**** EXCERPTED PASSAGE ****

Death Benefit: The benefit paid to the designated beneficiary(s) when the annuitant dies.
Deferred Annuity: Any annuity that has not yet begun to make income payments. A deferred annuity can be either fixed or variable.
Deferred Income Annuity: An annuity product that provides a guaranteed lifetime income stream beginning at a predetermined future date (also known as a Longevity Annuity).
E
Equity Indexed Annuity: Also known as a fixed indexed annuity, it uses a stock market index as the basis for determining interest credits.
Exclusion Ratio: The portion of an annuity income payment, represented as a percentage, which is considered a return of premium (cost basis) and therefore not taxed.
F
First Year Yield: The guaranteed first year yield, including applicable bonuses.
Fixed Account First Year Yield: The guaranteed first year yield, including applicable bonuses, assuming 100% of the premium deposit is allocated to the Fixed Account.
Fixed Account Rate: The current interest rate applied to premium that is allocated to the fixed account. Typically, interest rate is adjusted annually by the insurer after contract issue.
Fixed Annuity: A type of annuity where interest rates are set by the insurance company which guarantees both interest earnings and principal.
Fixed Indexed Annuity: A type of fixed annuity that uses a stock market index as the basis for determining interest credits.
Flexible Premium: Allows periodic additional premium deposits. After establishing the annuity with an initial deposit, further premium can be added to the policy at later dates.
Free Look Provision: Allows the annuity owner an opportunity to review the policy for a set period of time, typically 10 days or longer, after contract delivery to determine if they want to keep or return the policy for a full refund. Free look provisions are mandated by state insurance regulations.
G
Guarantee Period: The period of time for which the declared interest rate is guaranteed.
Guarantee Period Annual Yield: The guaranteed annual yield, including bonuses if applicable, for the initial guarantee period term, up to the first penalty free full withdrawal window.

**** INFORMATION SUPPLIED ****

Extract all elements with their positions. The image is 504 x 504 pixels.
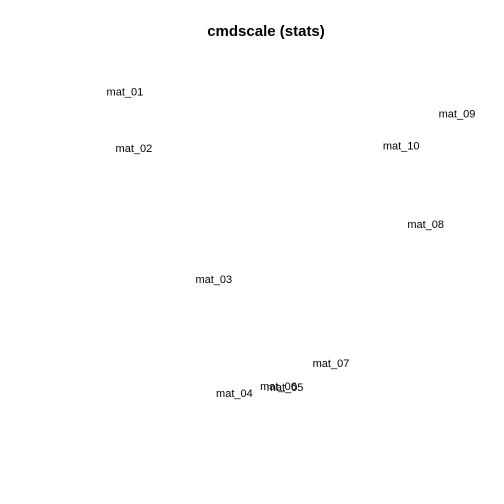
- point-label-mat-07: mat_07: [313, 358, 350, 370]
- point-label-mat-09: mat_09: [439, 108, 476, 120]
- point-label-mat-05: mat_05: [267, 382, 304, 394]
- point-label-mat-08: mat_08: [407, 219, 444, 231]
- point-label-mat-01: mat_01: [107, 87, 144, 99]
- chart-title: cmdscale (stats): [207, 23, 325, 40]
- point-label-mat-02: mat_02: [116, 143, 153, 155]
- point-label-mat-03: mat_03: [195, 274, 232, 286]
- point-label-mat-10: mat_10: [383, 141, 420, 153]
- point-label-mat-06: mat_06: [260, 381, 297, 393]
- point-label-mat-04: mat_04: [216, 388, 253, 400]
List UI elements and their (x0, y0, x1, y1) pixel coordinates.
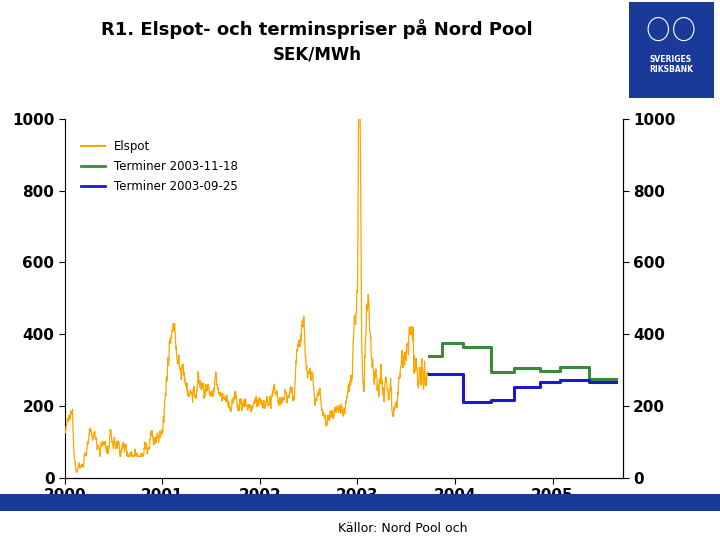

****

**GIVEN TASK**:
Please mark each statement below yes or no according to the annuity glossary above, and quote the glossary's words that decide it.
1. A deferred annuity may be fixed or variable.
2. Each insurance company sets its free look provisions at its own discretion.
3. Another name for a deferred income annuity is a longevity annuity.

**FINAL RESULT**:
1. Yes: "A deferred annuity can be either fixed or variable."
2. No: "Free look provisions are mandated by state insurance regulations."
3. Yes: "(also known as a Longevity Annuity)"